EXERCISE DESCRIPTION:
Wherever the word "agriculture" appears in the entries, copy the whole line.

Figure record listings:
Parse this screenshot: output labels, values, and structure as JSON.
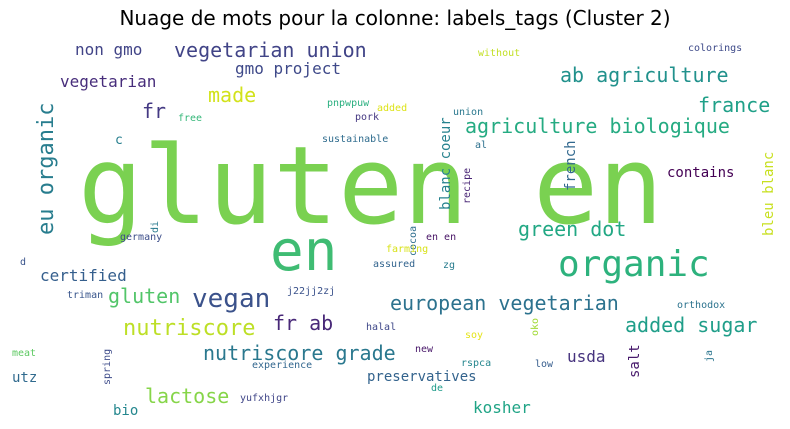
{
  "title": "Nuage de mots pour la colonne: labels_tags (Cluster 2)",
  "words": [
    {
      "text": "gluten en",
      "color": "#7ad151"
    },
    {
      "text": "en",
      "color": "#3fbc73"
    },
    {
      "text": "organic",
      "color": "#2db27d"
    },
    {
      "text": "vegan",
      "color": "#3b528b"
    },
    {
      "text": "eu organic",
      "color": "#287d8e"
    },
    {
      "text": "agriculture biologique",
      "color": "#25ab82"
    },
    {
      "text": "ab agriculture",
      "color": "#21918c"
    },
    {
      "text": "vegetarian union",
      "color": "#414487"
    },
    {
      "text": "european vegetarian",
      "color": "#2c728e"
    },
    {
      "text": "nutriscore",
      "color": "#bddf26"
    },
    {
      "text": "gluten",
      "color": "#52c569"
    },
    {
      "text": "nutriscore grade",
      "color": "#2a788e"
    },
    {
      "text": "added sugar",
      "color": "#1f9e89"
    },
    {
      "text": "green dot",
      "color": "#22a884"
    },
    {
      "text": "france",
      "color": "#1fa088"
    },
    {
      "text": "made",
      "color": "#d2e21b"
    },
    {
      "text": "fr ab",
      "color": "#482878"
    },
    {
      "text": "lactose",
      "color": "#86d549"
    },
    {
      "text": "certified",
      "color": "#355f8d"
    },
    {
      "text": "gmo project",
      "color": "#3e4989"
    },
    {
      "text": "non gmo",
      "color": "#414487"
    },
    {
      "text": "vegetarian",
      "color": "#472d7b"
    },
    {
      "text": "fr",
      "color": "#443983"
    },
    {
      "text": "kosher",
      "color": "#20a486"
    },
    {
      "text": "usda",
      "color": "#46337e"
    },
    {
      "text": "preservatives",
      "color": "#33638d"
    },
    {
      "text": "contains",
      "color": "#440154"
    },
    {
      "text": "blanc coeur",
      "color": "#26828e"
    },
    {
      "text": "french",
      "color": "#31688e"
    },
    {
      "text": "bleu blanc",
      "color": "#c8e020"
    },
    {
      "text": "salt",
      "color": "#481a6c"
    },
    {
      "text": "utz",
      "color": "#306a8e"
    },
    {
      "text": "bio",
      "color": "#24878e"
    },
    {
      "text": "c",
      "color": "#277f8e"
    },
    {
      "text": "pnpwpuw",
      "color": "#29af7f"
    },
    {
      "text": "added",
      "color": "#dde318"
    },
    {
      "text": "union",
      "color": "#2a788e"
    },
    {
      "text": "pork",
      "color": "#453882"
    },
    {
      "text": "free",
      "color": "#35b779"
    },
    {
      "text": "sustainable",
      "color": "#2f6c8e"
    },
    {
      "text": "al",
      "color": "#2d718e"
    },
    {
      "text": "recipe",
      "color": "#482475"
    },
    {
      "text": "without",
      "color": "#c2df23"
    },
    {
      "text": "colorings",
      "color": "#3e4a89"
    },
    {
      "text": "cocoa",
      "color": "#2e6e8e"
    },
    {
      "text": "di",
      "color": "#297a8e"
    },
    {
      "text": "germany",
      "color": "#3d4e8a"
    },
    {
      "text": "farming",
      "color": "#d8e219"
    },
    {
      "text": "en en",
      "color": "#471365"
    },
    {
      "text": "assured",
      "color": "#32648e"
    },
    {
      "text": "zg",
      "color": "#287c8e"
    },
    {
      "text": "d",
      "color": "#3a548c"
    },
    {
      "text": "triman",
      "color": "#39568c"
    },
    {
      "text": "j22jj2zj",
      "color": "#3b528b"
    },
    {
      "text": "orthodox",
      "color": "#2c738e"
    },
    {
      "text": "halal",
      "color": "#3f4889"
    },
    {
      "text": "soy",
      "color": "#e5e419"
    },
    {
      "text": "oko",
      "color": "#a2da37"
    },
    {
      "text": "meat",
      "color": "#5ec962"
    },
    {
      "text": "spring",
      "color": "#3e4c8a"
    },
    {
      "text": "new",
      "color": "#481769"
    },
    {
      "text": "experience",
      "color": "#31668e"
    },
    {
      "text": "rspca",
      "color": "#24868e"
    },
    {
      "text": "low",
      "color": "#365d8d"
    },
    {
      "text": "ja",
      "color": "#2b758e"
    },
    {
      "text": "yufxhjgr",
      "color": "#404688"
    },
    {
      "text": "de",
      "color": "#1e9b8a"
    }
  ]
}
---
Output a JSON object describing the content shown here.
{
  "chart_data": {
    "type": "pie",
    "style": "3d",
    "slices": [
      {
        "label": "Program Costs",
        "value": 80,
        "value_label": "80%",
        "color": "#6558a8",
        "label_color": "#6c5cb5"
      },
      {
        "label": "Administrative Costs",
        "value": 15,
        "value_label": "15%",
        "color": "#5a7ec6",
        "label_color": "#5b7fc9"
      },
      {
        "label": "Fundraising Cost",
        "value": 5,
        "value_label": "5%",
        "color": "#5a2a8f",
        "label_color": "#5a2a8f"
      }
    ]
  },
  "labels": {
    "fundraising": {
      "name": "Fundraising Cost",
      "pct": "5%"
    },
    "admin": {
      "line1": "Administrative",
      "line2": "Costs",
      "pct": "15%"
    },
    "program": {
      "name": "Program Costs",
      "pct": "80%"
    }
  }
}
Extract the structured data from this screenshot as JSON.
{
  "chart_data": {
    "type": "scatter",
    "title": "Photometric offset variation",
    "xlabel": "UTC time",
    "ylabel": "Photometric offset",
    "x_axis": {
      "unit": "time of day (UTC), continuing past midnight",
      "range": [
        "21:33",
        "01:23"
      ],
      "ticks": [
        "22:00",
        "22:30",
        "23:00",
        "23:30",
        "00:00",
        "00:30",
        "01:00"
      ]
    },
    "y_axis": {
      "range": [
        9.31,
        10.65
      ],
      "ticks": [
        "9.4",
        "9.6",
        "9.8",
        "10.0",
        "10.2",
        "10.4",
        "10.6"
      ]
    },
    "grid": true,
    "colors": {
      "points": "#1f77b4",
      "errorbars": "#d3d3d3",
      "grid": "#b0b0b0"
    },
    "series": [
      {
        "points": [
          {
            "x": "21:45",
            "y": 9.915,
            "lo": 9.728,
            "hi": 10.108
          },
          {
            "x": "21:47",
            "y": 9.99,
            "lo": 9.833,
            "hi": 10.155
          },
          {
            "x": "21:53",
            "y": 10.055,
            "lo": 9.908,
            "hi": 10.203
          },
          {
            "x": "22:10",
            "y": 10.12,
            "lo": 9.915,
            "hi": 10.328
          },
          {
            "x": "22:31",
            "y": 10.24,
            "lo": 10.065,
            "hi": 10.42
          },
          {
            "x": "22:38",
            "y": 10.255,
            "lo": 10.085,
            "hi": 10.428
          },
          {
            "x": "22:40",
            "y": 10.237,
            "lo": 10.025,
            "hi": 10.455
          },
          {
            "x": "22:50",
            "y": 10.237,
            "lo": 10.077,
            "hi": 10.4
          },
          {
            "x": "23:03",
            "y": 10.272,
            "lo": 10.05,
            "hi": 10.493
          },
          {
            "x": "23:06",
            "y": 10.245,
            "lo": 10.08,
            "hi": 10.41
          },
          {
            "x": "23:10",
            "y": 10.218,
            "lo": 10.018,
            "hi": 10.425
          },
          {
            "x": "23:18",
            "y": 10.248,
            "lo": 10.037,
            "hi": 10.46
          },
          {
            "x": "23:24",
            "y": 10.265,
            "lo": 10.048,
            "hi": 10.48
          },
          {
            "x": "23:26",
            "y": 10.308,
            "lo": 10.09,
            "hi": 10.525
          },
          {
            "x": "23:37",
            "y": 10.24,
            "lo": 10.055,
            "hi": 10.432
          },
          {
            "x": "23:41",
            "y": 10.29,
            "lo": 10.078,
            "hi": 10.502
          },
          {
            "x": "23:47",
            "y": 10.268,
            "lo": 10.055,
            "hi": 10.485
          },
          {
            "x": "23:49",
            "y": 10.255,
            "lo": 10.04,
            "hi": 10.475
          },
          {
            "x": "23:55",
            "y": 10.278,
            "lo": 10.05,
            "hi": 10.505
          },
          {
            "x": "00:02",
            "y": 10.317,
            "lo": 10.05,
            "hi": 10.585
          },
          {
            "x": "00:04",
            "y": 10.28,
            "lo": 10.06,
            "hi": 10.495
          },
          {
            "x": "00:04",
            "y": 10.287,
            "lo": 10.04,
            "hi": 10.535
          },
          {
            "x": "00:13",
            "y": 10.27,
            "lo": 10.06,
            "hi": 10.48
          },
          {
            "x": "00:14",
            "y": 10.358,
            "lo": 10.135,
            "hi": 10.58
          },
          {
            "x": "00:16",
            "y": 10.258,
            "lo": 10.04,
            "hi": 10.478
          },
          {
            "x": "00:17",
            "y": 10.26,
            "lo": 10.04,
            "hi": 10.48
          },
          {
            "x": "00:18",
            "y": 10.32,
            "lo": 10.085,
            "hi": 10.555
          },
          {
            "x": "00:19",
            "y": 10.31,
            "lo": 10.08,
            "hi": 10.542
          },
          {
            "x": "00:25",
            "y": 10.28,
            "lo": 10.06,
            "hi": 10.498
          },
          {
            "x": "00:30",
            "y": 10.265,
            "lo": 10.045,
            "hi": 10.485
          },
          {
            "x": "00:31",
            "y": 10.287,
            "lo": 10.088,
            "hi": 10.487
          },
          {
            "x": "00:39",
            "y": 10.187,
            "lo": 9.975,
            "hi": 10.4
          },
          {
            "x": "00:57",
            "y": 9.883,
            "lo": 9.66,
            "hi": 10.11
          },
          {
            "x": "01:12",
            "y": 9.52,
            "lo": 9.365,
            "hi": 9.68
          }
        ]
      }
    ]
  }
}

WRITTEN RESPONSE:
      "text": "agriculture biologique",
      "text": "ab agriculture",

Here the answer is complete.